### [WORK TO COMPLETE]
Copy out the listing that follows exactly, dropping every picture.

start EXTRACTED INFORMATION

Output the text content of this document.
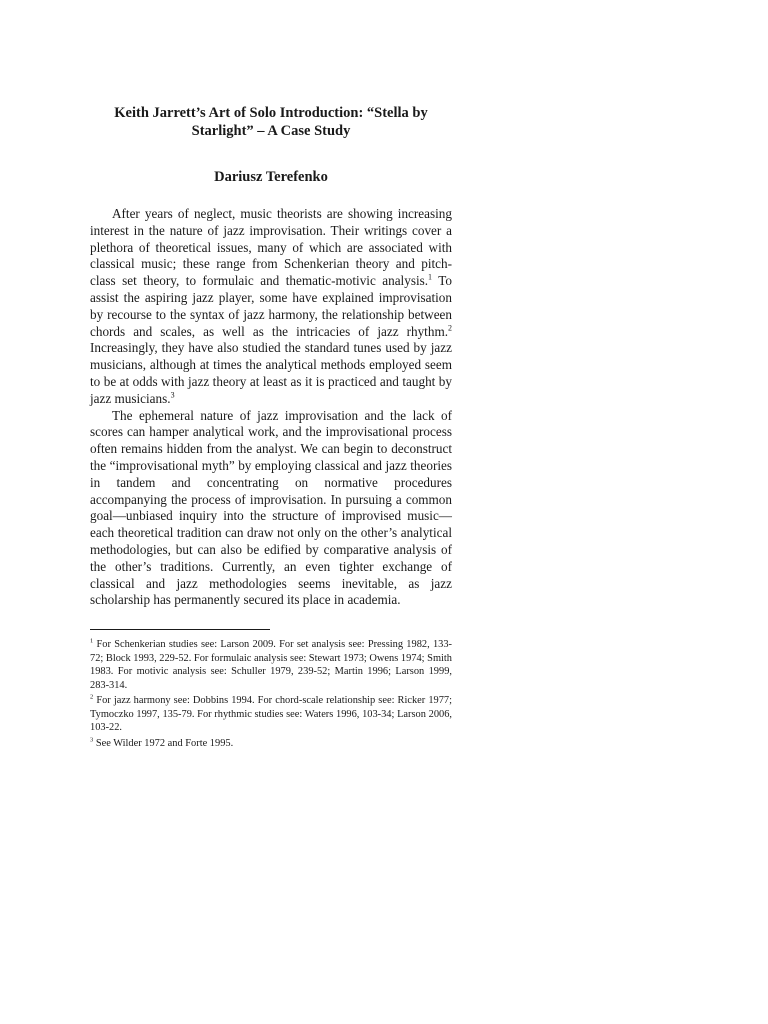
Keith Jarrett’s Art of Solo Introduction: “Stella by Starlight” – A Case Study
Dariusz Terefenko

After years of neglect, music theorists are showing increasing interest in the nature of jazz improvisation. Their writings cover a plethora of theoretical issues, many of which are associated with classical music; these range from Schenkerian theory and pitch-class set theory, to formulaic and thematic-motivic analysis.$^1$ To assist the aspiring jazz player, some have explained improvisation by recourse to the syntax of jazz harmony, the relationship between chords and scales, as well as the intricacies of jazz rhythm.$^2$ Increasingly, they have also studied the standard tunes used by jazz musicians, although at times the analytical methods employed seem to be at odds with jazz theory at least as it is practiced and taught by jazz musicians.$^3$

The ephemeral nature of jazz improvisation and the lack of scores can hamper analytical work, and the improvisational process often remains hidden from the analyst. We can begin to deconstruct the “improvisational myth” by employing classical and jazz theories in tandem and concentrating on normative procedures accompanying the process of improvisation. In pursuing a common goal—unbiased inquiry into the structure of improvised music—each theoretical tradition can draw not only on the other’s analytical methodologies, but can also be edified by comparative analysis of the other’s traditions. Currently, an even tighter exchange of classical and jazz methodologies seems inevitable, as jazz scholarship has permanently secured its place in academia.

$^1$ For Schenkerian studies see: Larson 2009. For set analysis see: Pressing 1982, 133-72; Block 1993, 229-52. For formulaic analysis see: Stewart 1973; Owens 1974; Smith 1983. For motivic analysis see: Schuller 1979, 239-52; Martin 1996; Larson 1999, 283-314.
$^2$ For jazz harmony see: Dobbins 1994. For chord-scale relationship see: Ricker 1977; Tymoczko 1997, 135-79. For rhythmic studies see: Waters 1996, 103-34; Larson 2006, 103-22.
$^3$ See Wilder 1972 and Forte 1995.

end EXTRACTED INFORMATION

### [SOLUTION TO THIS EXERCISE]
Output the text content of this document.
Keith Jarrett’s Art of Solo Introduction: “Stella by Starlight” – A Case Study
Dariusz Terefenko

After years of neglect, music theorists are showing increasing interest in the nature of jazz improvisation. Their writings cover a plethora of theoretical issues, many of which are associated with classical music; these range from Schenkerian theory and pitch-class set theory, to formulaic and thematic-motivic analysis.$^1$ To assist the aspiring jazz player, some have explained improvisation by recourse to the syntax of jazz harmony, the relationship between chords and scales, as well as the intricacies of jazz rhythm.$^2$ Increasingly, they have also studied the standard tunes used by jazz musicians, although at times the analytical methods employed seem to be at odds with jazz theory at least as it is practiced and taught by jazz musicians.$^3$

The ephemeral nature of jazz improvisation and the lack of scores can hamper analytical work, and the improvisational process often remains hidden from the analyst. We can begin to deconstruct the “improvisational myth” by employing classical and jazz theories in tandem and concentrating on normative procedures accompanying the process of improvisation. In pursuing a common goal—unbiased inquiry into the structure of improvised music—each theoretical tradition can draw not only on the other’s analytical methodologies, but can also be edified by comparative analysis of the other’s traditions. Currently, an even tighter exchange of classical and jazz methodologies seems inevitable, as jazz scholarship has permanently secured its place in academia.

$^1$ For Schenkerian studies see: Larson 2009. For set analysis see: Pressing 1982, 133-72; Block 1993, 229-52. For formulaic analysis see: Stewart 1973; Owens 1974; Smith 1983. For motivic analysis see: Schuller 1979, 239-52; Martin 1996; Larson 1999, 283-314.
$^2$ For jazz harmony see: Dobbins 1994. For chord-scale relationship see: Ricker 1977; Tymoczko 1997, 135-79. For rhythmic studies see: Waters 1996, 103-34; Larson 2006, 103-22.
$^3$ See Wilder 1972 and Forte 1995.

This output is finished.